TASK PROMPT: Output every line exactly as written. Leave out pictures.

RECORDS:
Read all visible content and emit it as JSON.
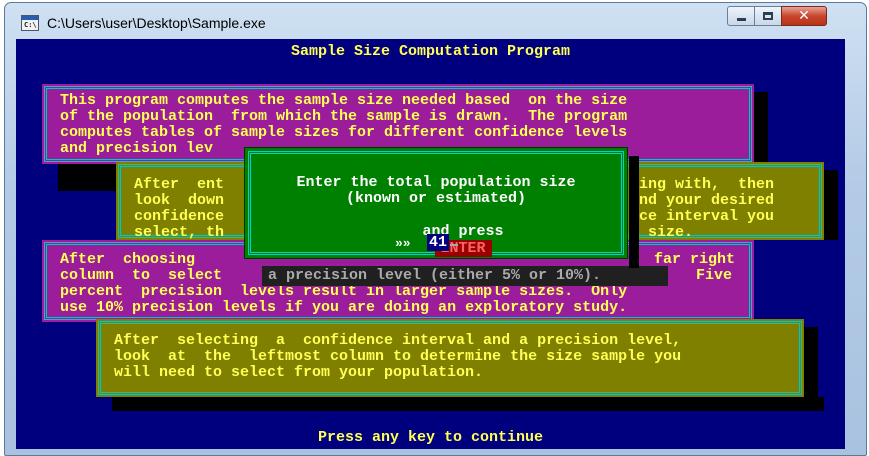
{
  "window": {
    "title": "C:\\Users\\user\\Desktop\\Sample.exe",
    "icon_label": "C:\\",
    "controls": {
      "minimize": "minimize-icon",
      "maximize": "maximize-icon",
      "close": "close-icon"
    }
  },
  "console": {
    "heading": "Sample Size Computation Program",
    "box1": [
      "This program computes the sample size needed based  on the size",
      "of the population  from which the sample is drawn.  The program",
      "computes tables of sample sizes for different confidence levels",
      "and precision lev"
    ],
    "box2": [
      "After  ent",
      "look  down",
      "confidence",
      "select, th"
    ],
    "box2_right": [
      "king with,  then",
      "ind your desired",
      "nce interval you",
      "e size."
    ],
    "box3_left": "After  choosing",
    "box3_right": "far right",
    "box3_lines": [
      "column  to  select",
      "percent  precision  levels result in larger sample sizes.  Only",
      "use 10% precision levels if you are doing an exploratory study."
    ],
    "precision_strip": "a precision level (either 5% or 10%).",
    "box3_five": "Five",
    "box4": [
      "After  selecting  a  confidence interval and a precision level,",
      "look  at  the  leftmost column to determine the size sample you",
      "will need to select from your population."
    ],
    "footer": "Press any key to continue"
  },
  "dialog": {
    "line1": "Enter the total population size",
    "line2": "(known or estimated)",
    "line3_prefix": "and press",
    "enter_key": "ENTER",
    "prompt": "»»",
    "answer": "41"
  },
  "colors": {
    "console_bg": "#00007f",
    "magenta_box": "#9b1d9b",
    "olive_box": "#808000",
    "dialog_bg": "#008000",
    "text_yellow": "#ffff55",
    "border_cyan": "#00c8c8"
  }
}
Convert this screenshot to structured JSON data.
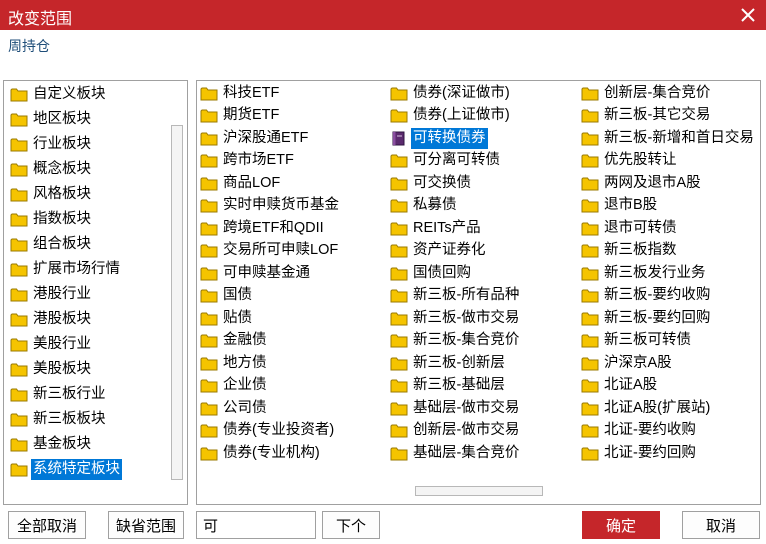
{
  "window": {
    "title": "改变范围",
    "close_icon": "close-icon"
  },
  "subtitle": "周持仓",
  "colors": {
    "accent": "#c5262a",
    "selection": "#0078d7",
    "folder": "#f5c400"
  },
  "left_list": {
    "selected": "系统特定板块",
    "items": [
      "自定义板块",
      "地区板块",
      "行业板块",
      "概念板块",
      "风格板块",
      "指数板块",
      "组合板块",
      "扩展市场行情",
      "港股行业",
      "港股板块",
      "美股行业",
      "美股板块",
      "新三板行业",
      "新三板板块",
      "基金板块",
      "系统特定板块"
    ]
  },
  "right_list": {
    "selected": "可转换债券",
    "columns": [
      [
        "科技ETF",
        "期货ETF",
        "沪深股通ETF",
        "跨市场ETF",
        "商品LOF",
        "实时申赎货币基金",
        "跨境ETF和QDII",
        "交易所可申赎LOF",
        "可申赎基金通",
        "国债",
        "贴债",
        "金融债",
        "地方债",
        "企业债",
        "公司债",
        "债券(专业投资者)",
        "债券(专业机构)"
      ],
      [
        "债券(深证做市)",
        "债券(上证做市)",
        "可转换债券",
        "可分离可转债",
        "可交换债",
        "私募债",
        "REITs产品",
        "资产证券化",
        "国债回购",
        "新三板-所有品种",
        "新三板-做市交易",
        "新三板-集合竞价",
        "新三板-创新层",
        "新三板-基础层",
        "基础层-做市交易",
        "创新层-做市交易",
        "基础层-集合竞价"
      ],
      [
        "创新层-集合竞价",
        "新三板-其它交易",
        "新三板-新增和首日交易",
        "优先股转让",
        "两网及退市A股",
        "退市B股",
        "退市可转债",
        "新三板指数",
        "新三板发行业务",
        "新三板-要约收购",
        "新三板-要约回购",
        "新三板可转债",
        "沪深京A股",
        "北证A股",
        "北证A股(扩展站)",
        "北证-要约收购",
        "北证-要约回购"
      ]
    ]
  },
  "footer": {
    "clear_all": "全部取消",
    "default_range": "缺省范围",
    "search_value": "可",
    "next": "下个",
    "confirm": "确定",
    "cancel": "取消"
  }
}
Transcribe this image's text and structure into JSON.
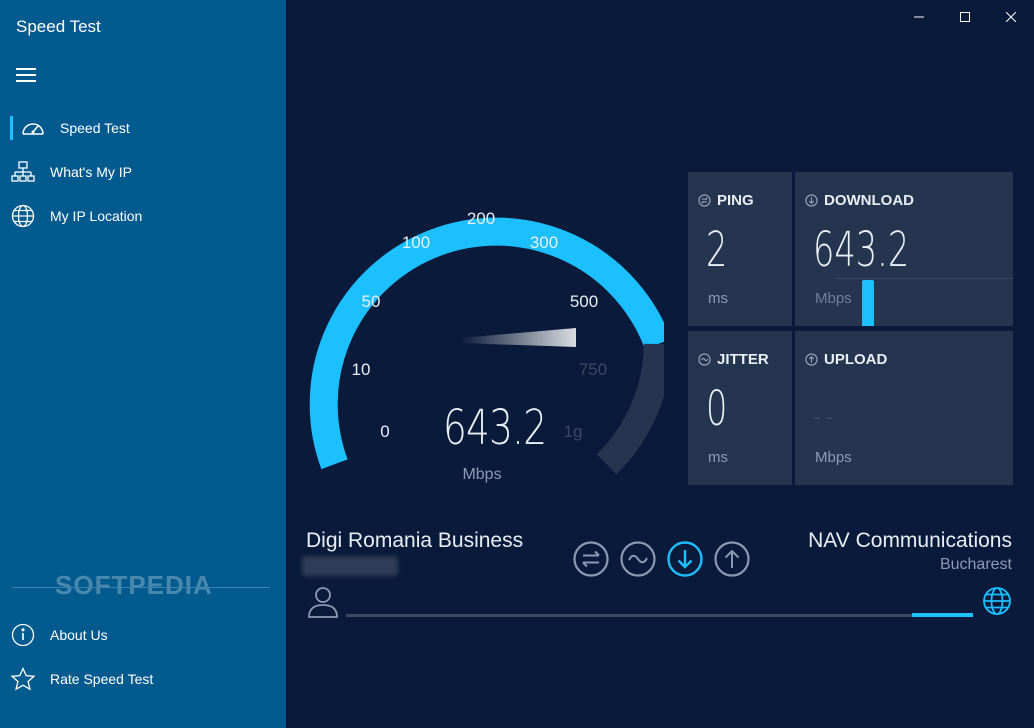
{
  "app": {
    "title": "Speed Test"
  },
  "sidebar": {
    "items": [
      {
        "label": "Speed Test",
        "icon": "speedometer-icon"
      },
      {
        "label": "What's My IP",
        "icon": "network-icon"
      },
      {
        "label": "My IP Location",
        "icon": "globe-icon"
      }
    ],
    "footer": [
      {
        "label": "About Us",
        "icon": "info-icon"
      },
      {
        "label": "Rate Speed Test",
        "icon": "star-icon"
      }
    ],
    "watermark": "SOFTPEDIA"
  },
  "gauge": {
    "ticks": [
      "0",
      "10",
      "50",
      "100",
      "200",
      "300",
      "500",
      "750",
      "1g"
    ],
    "value": "643.2",
    "unit": "Mbps",
    "accent_color": "#1cc0ff"
  },
  "stats": {
    "ping": {
      "label": "PING",
      "value": "2",
      "unit": "ms"
    },
    "download": {
      "label": "DOWNLOAD",
      "value": "643.2",
      "unit": "Mbps"
    },
    "jitter": {
      "label": "JITTER",
      "value": "0",
      "unit": "ms"
    },
    "upload": {
      "label": "UPLOAD",
      "value": "– –",
      "unit": "Mbps"
    }
  },
  "connection": {
    "isp": "Digi Romania Business",
    "server_name": "NAV Communications",
    "server_location": "Bucharest"
  },
  "colors": {
    "sidebar": "#035a8e",
    "background": "#0a1a3a",
    "card": "#26354f",
    "accent": "#1cc0ff"
  }
}
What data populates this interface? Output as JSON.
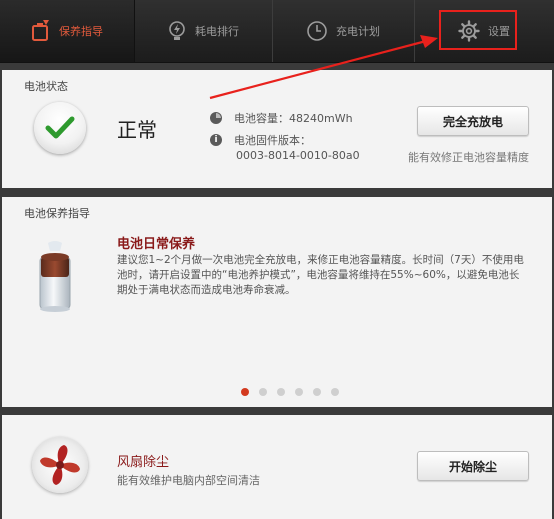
{
  "tabs": [
    {
      "label": "保养指导",
      "icon": "battery-care-icon",
      "active": true
    },
    {
      "label": "耗电排行",
      "icon": "bulb-icon",
      "active": false
    },
    {
      "label": "充电计划",
      "icon": "clock-icon",
      "active": false
    },
    {
      "label": "设置",
      "icon": "gear-icon",
      "active": false
    }
  ],
  "status": {
    "section_title": "电池状态",
    "state": "正常",
    "capacity_label": "电池容量：48240mWh",
    "firmware_label": "电池固件版本：",
    "firmware_value": "0003-8014-0010-80a0",
    "button_label": "完全充放电",
    "button_hint": "能有效修正电池容量精度"
  },
  "guide": {
    "section_title": "电池保养指导",
    "title": "电池日常保养",
    "body": "建议您1~2个月做一次电池完全充放电，来修正电池容量精度。长时间（7天）不使用电池时，请开启设置中的“电池养护模式”，电池容量将维持在55%~60%，以避免电池长期处于满电状态而造成电池寿命衰减。",
    "page_count": 6,
    "current_page": 1
  },
  "fan": {
    "title": "风扇除尘",
    "description": "能有效维护电脑内部空间清洁",
    "button_label": "开始除尘"
  },
  "colors": {
    "accent": "#e25a3c",
    "highlight": "#e8211c",
    "title_red": "#8a1a1a"
  }
}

RESULT OF THIS EXERCISE:
Read all visible content and emit it as JSON.
{
  "window": {
    "title": "C:\\Users\\user\\Desktop\\Sample.exe",
    "icon_label": "C:\\",
    "controls": {
      "minimize": "minimize-icon",
      "maximize": "maximize-icon",
      "close": "close-icon"
    }
  },
  "console": {
    "heading": "Sample Size Computation Program",
    "box1": [
      "This program computes the sample size needed based  on the size",
      "of the population  from which the sample is drawn.  The program",
      "computes tables of sample sizes for different confidence levels",
      "and precision lev"
    ],
    "box2": [
      "After  ent",
      "look  down",
      "confidence",
      "select, th"
    ],
    "box2_right": [
      "king with,  then",
      "ind your desired",
      "nce interval you",
      "e size."
    ],
    "box3_left": "After  choosing",
    "box3_right": "far right",
    "box3_lines": [
      "column  to  select",
      "percent  precision  levels result in larger sample sizes.  Only",
      "use 10% precision levels if you are doing an exploratory study."
    ],
    "precision_strip": "a precision level (either 5% or 10%).",
    "box3_five": "Five",
    "box4": [
      "After  selecting  a  confidence interval and a precision level,",
      "look  at  the  leftmost column to determine the size sample you",
      "will need to select from your population."
    ],
    "footer": "Press any key to continue"
  },
  "dialog": {
    "line1": "Enter the total population size",
    "line2": "(known or estimated)",
    "line3_prefix": "and press",
    "enter_key": "ENTER",
    "prompt": "»»",
    "answer": "41"
  },
  "colors": {
    "console_bg": "#00007f",
    "magenta_box": "#9b1d9b",
    "olive_box": "#808000",
    "dialog_bg": "#008000",
    "text_yellow": "#ffff55",
    "border_cyan": "#00c8c8"
  }
}
Convert this screenshot to structured JSON data.
{
  "window": {
    "title": "改变范围",
    "close_icon": "close-icon"
  },
  "subtitle": "周持仓",
  "colors": {
    "accent": "#c5262a",
    "selection": "#0078d7",
    "folder": "#f5c400"
  },
  "left_list": {
    "selected": "系统特定板块",
    "items": [
      "自定义板块",
      "地区板块",
      "行业板块",
      "概念板块",
      "风格板块",
      "指数板块",
      "组合板块",
      "扩展市场行情",
      "港股行业",
      "港股板块",
      "美股行业",
      "美股板块",
      "新三板行业",
      "新三板板块",
      "基金板块",
      "系统特定板块"
    ]
  },
  "right_list": {
    "selected": "可转换债券",
    "columns": [
      [
        "科技ETF",
        "期货ETF",
        "沪深股通ETF",
        "跨市场ETF",
        "商品LOF",
        "实时申赎货币基金",
        "跨境ETF和QDII",
        "交易所可申赎LOF",
        "可申赎基金通",
        "国债",
        "贴债",
        "金融债",
        "地方债",
        "企业债",
        "公司债",
        "债券(专业投资者)",
        "债券(专业机构)"
      ],
      [
        "债券(深证做市)",
        "债券(上证做市)",
        "可转换债券",
        "可分离可转债",
        "可交换债",
        "私募债",
        "REITs产品",
        "资产证券化",
        "国债回购",
        "新三板-所有品种",
        "新三板-做市交易",
        "新三板-集合竞价",
        "新三板-创新层",
        "新三板-基础层",
        "基础层-做市交易",
        "创新层-做市交易",
        "基础层-集合竞价"
      ],
      [
        "创新层-集合竞价",
        "新三板-其它交易",
        "新三板-新增和首日交易",
        "优先股转让",
        "两网及退市A股",
        "退市B股",
        "退市可转债",
        "新三板指数",
        "新三板发行业务",
        "新三板-要约收购",
        "新三板-要约回购",
        "新三板可转债",
        "沪深京A股",
        "北证A股",
        "北证A股(扩展站)",
        "北证-要约收购",
        "北证-要约回购"
      ]
    ]
  },
  "footer": {
    "clear_all": "全部取消",
    "default_range": "缺省范围",
    "search_value": "可",
    "next": "下个",
    "confirm": "确定",
    "cancel": "取消"
  }
}
Transcribe this image's text and structure into JSON.
{
  "app": {
    "title": "Speed Test"
  },
  "sidebar": {
    "items": [
      {
        "label": "Speed Test",
        "icon": "speedometer-icon"
      },
      {
        "label": "What's My IP",
        "icon": "network-icon"
      },
      {
        "label": "My IP Location",
        "icon": "globe-icon"
      }
    ],
    "footer": [
      {
        "label": "About Us",
        "icon": "info-icon"
      },
      {
        "label": "Rate Speed Test",
        "icon": "star-icon"
      }
    ],
    "watermark": "SOFTPEDIA"
  },
  "gauge": {
    "ticks": [
      "0",
      "10",
      "50",
      "100",
      "200",
      "300",
      "500",
      "750",
      "1g"
    ],
    "value": "643.2",
    "unit": "Mbps",
    "accent_color": "#1cc0ff"
  },
  "stats": {
    "ping": {
      "label": "PING",
      "value": "2",
      "unit": "ms"
    },
    "download": {
      "label": "DOWNLOAD",
      "value": "643.2",
      "unit": "Mbps"
    },
    "jitter": {
      "label": "JITTER",
      "value": "0",
      "unit": "ms"
    },
    "upload": {
      "label": "UPLOAD",
      "value": "– –",
      "unit": "Mbps"
    }
  },
  "connection": {
    "isp": "Digi Romania Business",
    "server_name": "NAV Communications",
    "server_location": "Bucharest"
  },
  "colors": {
    "sidebar": "#035a8e",
    "background": "#0a1a3a",
    "card": "#26354f",
    "accent": "#1cc0ff"
  }
}
What data populates this interface? Output as JSON.
{
  "tabs": [
    {
      "label": "保养指导",
      "icon": "battery-care-icon",
      "active": true
    },
    {
      "label": "耗电排行",
      "icon": "bulb-icon",
      "active": false
    },
    {
      "label": "充电计划",
      "icon": "clock-icon",
      "active": false
    },
    {
      "label": "设置",
      "icon": "gear-icon",
      "active": false
    }
  ],
  "status": {
    "section_title": "电池状态",
    "state": "正常",
    "capacity_label": "电池容量：48240mWh",
    "firmware_label": "电池固件版本：",
    "firmware_value": "0003-8014-0010-80a0",
    "button_label": "完全充放电",
    "button_hint": "能有效修正电池容量精度"
  },
  "guide": {
    "section_title": "电池保养指导",
    "title": "电池日常保养",
    "body": "建议您1~2个月做一次电池完全充放电，来修正电池容量精度。长时间（7天）不使用电池时，请开启设置中的“电池养护模式”，电池容量将维持在55%~60%，以避免电池长期处于满电状态而造成电池寿命衰减。",
    "page_count": 6,
    "current_page": 1
  },
  "fan": {
    "title": "风扇除尘",
    "description": "能有效维护电脑内部空间清洁",
    "button_label": "开始除尘"
  },
  "colors": {
    "accent": "#e25a3c",
    "highlight": "#e8211c",
    "title_red": "#8a1a1a"
  }
}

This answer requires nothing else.